(Document content entries)
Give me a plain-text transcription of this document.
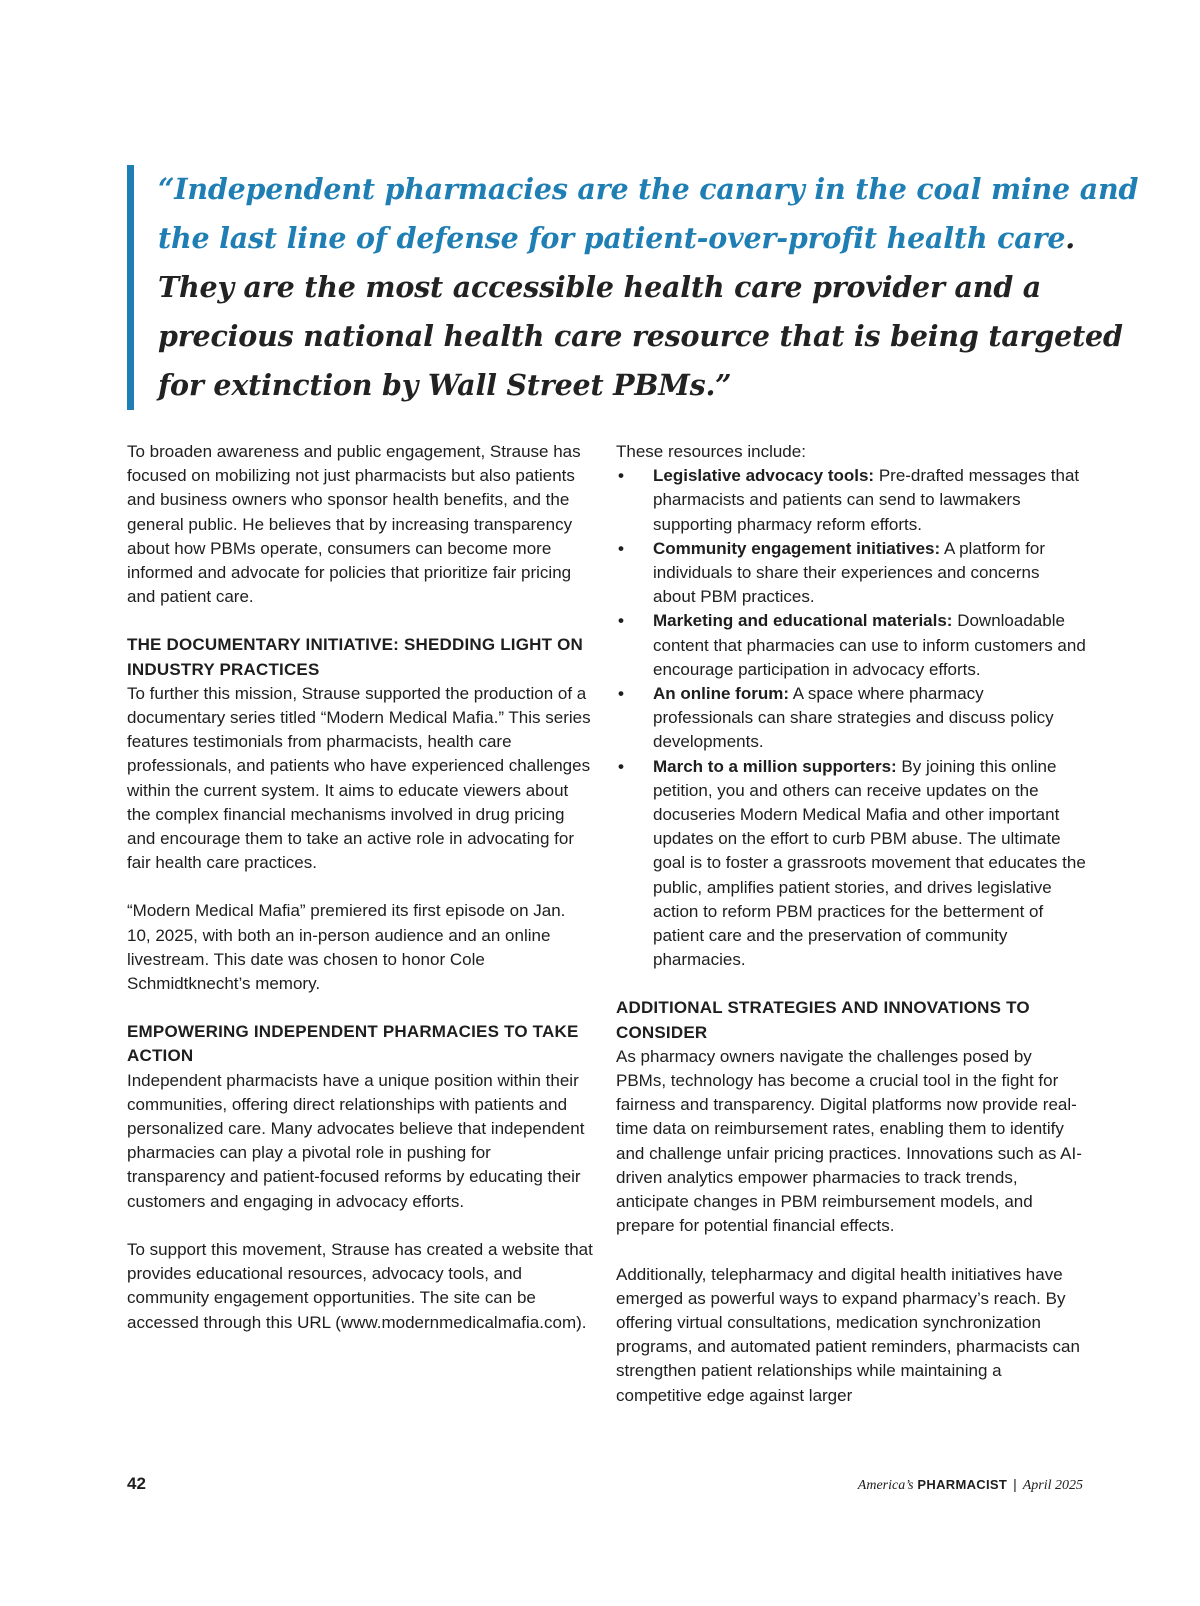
“Independent pharmacies are the canary in the coal mine and the last line of defense for patient-over-profit health care. They are the most accessible health care provider and a precious national health care resource that is being targeted for extinction by Wall Street PBMs.”

To broaden awareness and public engagement, Strause has focused on mobilizing not just pharmacists but also patients and business owners who sponsor health benefits, and the general public. He believes that by increasing transparency about how PBMs operate, consumers can become more informed and advocate for policies that prioritize fair pricing and patient care.

THE DOCUMENTARY INITIATIVE: SHEDDING LIGHT ON INDUSTRY PRACTICES

To further this mission, Strause supported the production of a documentary series titled “Modern Medical Mafia.” This series features testimonials from pharmacists, health care professionals, and patients who have experienced challenges within the current system. It aims to educate viewers about the complex financial mechanisms involved in drug pricing and encourage them to take an active role in advocating for fair health care practices.

“Modern Medical Mafia” premiered its first episode on Jan. 10, 2025, with both an in-person audience and an online livestream. This date was chosen to honor Cole Schmidtknecht’s memory.

EMPOWERING INDEPENDENT PHARMACIES TO TAKE ACTION

Independent pharmacists have a unique position within their communities, offering direct relationships with patients and personalized care. Many advocates believe that independent pharmacies can play a pivotal role in pushing for transparency and patient-focused reforms by educating their customers and engaging in advocacy efforts.

To support this movement, Strause has created a website that provides educational resources, advocacy tools, and community engagement opportunities. The site can be accessed through this URL (www.modernmedicalmafia.com).

These resources include:

• Legislative advocacy tools: Pre-drafted messages that pharmacists and patients can send to lawmakers supporting pharmacy reform efforts.
• Community engagement initiatives: A platform for individuals to share their experiences and concerns about PBM practices.
• Marketing and educational materials: Downloadable content that pharmacies can use to inform customers and encourage participation in advocacy efforts.
• An online forum: A space where pharmacy professionals can share strategies and discuss policy developments.
• March to a million supporters: By joining this online petition, you and others can receive updates on the docuseries Modern Medical Mafia and other important updates on the effort to curb PBM abuse. The ultimate goal is to foster a grassroots movement that educates the public, amplifies patient stories, and drives legislative action to reform PBM practices for the betterment of patient care and the preservation of community pharmacies.
ADDITIONAL STRATEGIES AND INNOVATIONS TO CONSIDER

As pharmacy owners navigate the challenges posed by PBMs, technology has become a crucial tool in the fight for fairness and transparency. Digital platforms now provide real-time data on reimbursement rates, enabling them to identify and challenge unfair pricing practices. Innovations such as AI-driven analytics empower pharmacies to track trends, anticipate changes in PBM reimbursement models, and prepare for potential financial effects.

Additionally, telepharmacy and digital health initiatives have emerged as powerful ways to expand pharmacy’s reach. By offering virtual consultations, medication synchronization programs, and automated patient reminders, pharmacists can strengthen patient relationships while maintaining a competitive edge against larger

42	America’s PHARMACIST | April 2025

• WORK TO BE COMPLETED: Find each line in the records holding the string "their" and show it.

• ANSWER FOR THE TASK:
Independent pharmacists have a unique position within their communities, offering direct relationships with patients and personalized care. Many advocates believe that independent pharmacies can play a pivotal role in pushing for transparency and patient-focused reforms by educating their customers and engaging in advocacy efforts.
• Community engagement initiatives: A platform for individuals to share their experiences and concerns about PBM practices.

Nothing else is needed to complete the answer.